**TASK TO CARRY OUT:**
In the listing below, identify each line with the word "Tracer" and return those lines.

**RECORD LIST:**

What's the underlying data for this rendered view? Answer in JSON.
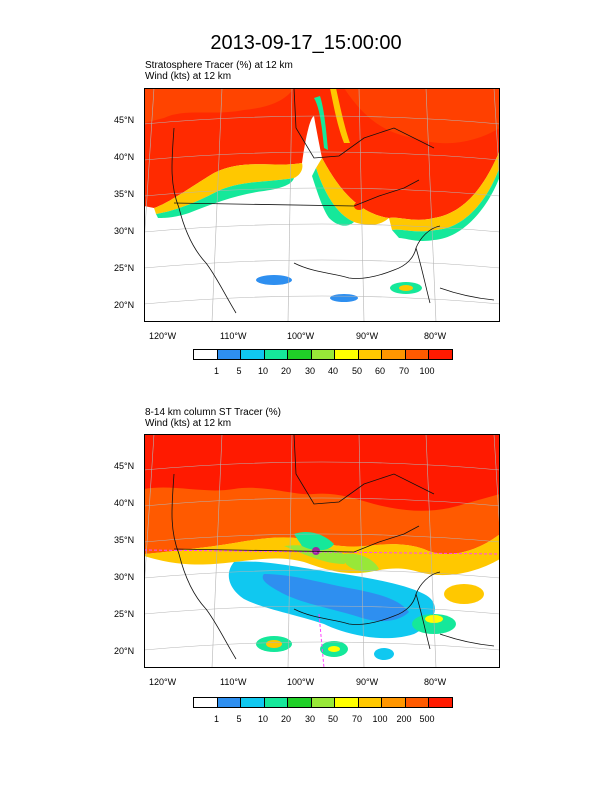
{
  "title": "2013-09-17_15:00:00",
  "panels": [
    {
      "line1": "Stratosphere Tracer   (%)     at   12 km",
      "line2": "Wind   (kts)     at   12 km",
      "lat_labels": [
        "45°N",
        "40°N",
        "35°N",
        "30°N",
        "25°N",
        "20°N"
      ],
      "lon_labels": [
        "120°W",
        "110°W",
        "100°W",
        "90°W",
        "80°W"
      ],
      "colorbar_labels": [
        "1",
        "5",
        "10",
        "20",
        "30",
        "40",
        "50",
        "60",
        "70",
        "100"
      ]
    },
    {
      "line1": "8-14 km column ST Tracer   (%)",
      "line2": "Wind   (kts)     at   12 km",
      "lat_labels": [
        "45°N",
        "40°N",
        "35°N",
        "30°N",
        "25°N",
        "20°N"
      ],
      "lon_labels": [
        "120°W",
        "110°W",
        "100°W",
        "90°W",
        "80°W"
      ],
      "colorbar_labels": [
        "1",
        "5",
        "10",
        "20",
        "30",
        "50",
        "70",
        "100",
        "200",
        "500"
      ]
    }
  ],
  "colors": {
    "bins": [
      "#ffffff",
      "#2e8ff0",
      "#10c8f0",
      "#15e89a",
      "#20d028",
      "#98e838",
      "#ffff00",
      "#ffc800",
      "#ff9600",
      "#ff5a00",
      "#ff1a00"
    ]
  }
}
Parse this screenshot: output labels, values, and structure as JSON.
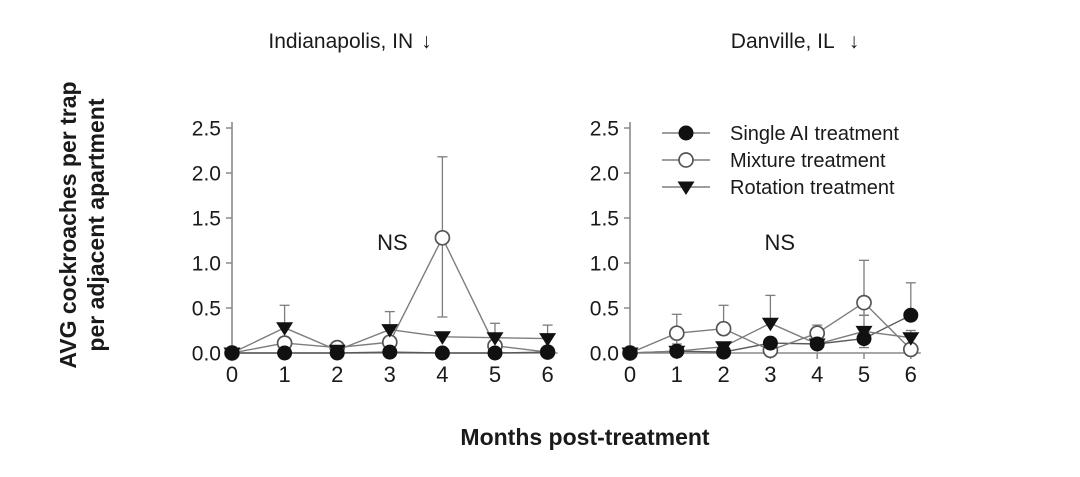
{
  "figure": {
    "background": "#ffffff",
    "ylabel_line1": "AVG cockroaches per trap",
    "ylabel_line2": "per adjacent apartment",
    "xlabel": "Months post-treatment"
  },
  "icons": {
    "down_arrow": "↓"
  },
  "colors": {
    "text": "#1a1a1a",
    "axis": "#8a8a8a",
    "line_gray": "#7d7d7d",
    "line_dark": "#5a5a5a",
    "marker_black": "#111111",
    "marker_open_stroke": "#555555",
    "error_bar": "#7d7d7d"
  },
  "legend": {
    "position": "inside-top-left-of-right-panel",
    "items": [
      "Single AI treatment",
      "Mixture treatment",
      "Rotation treatment"
    ]
  },
  "chart_data": [
    {
      "type": "line",
      "panel": "left",
      "title": "Indianapolis, IN",
      "annotation": {
        "text": "NS",
        "x": 3.05,
        "y": 1.22
      },
      "x": [
        0,
        1,
        2,
        3,
        4,
        5,
        6
      ],
      "xticks": [
        "0",
        "1",
        "2",
        "3",
        "4",
        "5",
        "6"
      ],
      "yticks": [
        "0.0",
        "0.5",
        "1.0",
        "1.5",
        "2.0",
        "2.5"
      ],
      "ylim": [
        0,
        2.5
      ],
      "grid": false,
      "show_legend": false,
      "series": [
        {
          "name": "Single AI treatment",
          "marker": "filled-circle",
          "z": 1,
          "values": [
            0,
            0,
            0,
            0.01,
            0,
            0,
            0.01
          ],
          "err_up": [
            0,
            0,
            0,
            0,
            0,
            0,
            0
          ],
          "err_down": [
            0,
            0,
            0,
            0,
            0,
            0,
            0
          ]
        },
        {
          "name": "Mixture treatment",
          "marker": "open-circle",
          "z": 0,
          "values": [
            0,
            0.11,
            0.06,
            0.12,
            1.28,
            0.08,
            0.01
          ],
          "err_up": [
            0,
            0,
            0,
            0,
            0.9,
            0,
            0
          ],
          "err_down": [
            0,
            0,
            0,
            0,
            0.88,
            0,
            0
          ]
        },
        {
          "name": "Rotation treatment",
          "marker": "filled-triangle",
          "z": 2,
          "values": [
            0,
            0.28,
            0.03,
            0.26,
            0.18,
            0.17,
            0.16
          ],
          "err_up": [
            0,
            0.25,
            0,
            0.2,
            0,
            0.16,
            0.15
          ],
          "err_down": [
            0,
            0,
            0,
            0,
            0,
            0,
            0
          ]
        }
      ]
    },
    {
      "type": "line",
      "panel": "right",
      "title": "Danville, IL",
      "annotation": {
        "text": "NS",
        "x": 3.2,
        "y": 1.22
      },
      "x": [
        0,
        1,
        2,
        3,
        4,
        5,
        6
      ],
      "xticks": [
        "0",
        "1",
        "2",
        "3",
        "4",
        "5",
        "6"
      ],
      "yticks": [
        "0.0",
        "0.5",
        "1.0",
        "1.5",
        "2.0",
        "2.5"
      ],
      "ylim": [
        0,
        2.5
      ],
      "grid": false,
      "show_legend": true,
      "series": [
        {
          "name": "Single AI treatment",
          "marker": "filled-circle",
          "z": 1,
          "values": [
            0,
            0.02,
            0.01,
            0.11,
            0.1,
            0.16,
            0.42
          ],
          "err_up": [
            0,
            0,
            0,
            0,
            0,
            0,
            0.36
          ],
          "err_down": [
            0,
            0,
            0,
            0,
            0,
            0.1,
            0
          ]
        },
        {
          "name": "Mixture treatment",
          "marker": "open-circle",
          "z": 0,
          "values": [
            0,
            0.22,
            0.27,
            0.03,
            0.22,
            0.56,
            0.04
          ],
          "err_up": [
            0,
            0.21,
            0.26,
            0,
            0.09,
            0.47,
            0
          ],
          "err_down": [
            0,
            0.12,
            0,
            0,
            0,
            0.14,
            0
          ]
        },
        {
          "name": "Rotation treatment",
          "marker": "filled-triangle",
          "z": 2,
          "values": [
            0,
            0.02,
            0.07,
            0.33,
            0.1,
            0.24,
            0.17
          ],
          "err_up": [
            0,
            0,
            0,
            0.31,
            0,
            0.18,
            0.08
          ],
          "err_down": [
            0,
            0,
            0,
            0,
            0,
            0,
            0
          ]
        }
      ]
    }
  ]
}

**RESPONSE TO THIS EXERCISE:**
      "line1": "Stratosphere Tracer   (%)     at   12 km",
      "line1": "8-14 km column ST Tracer   (%)",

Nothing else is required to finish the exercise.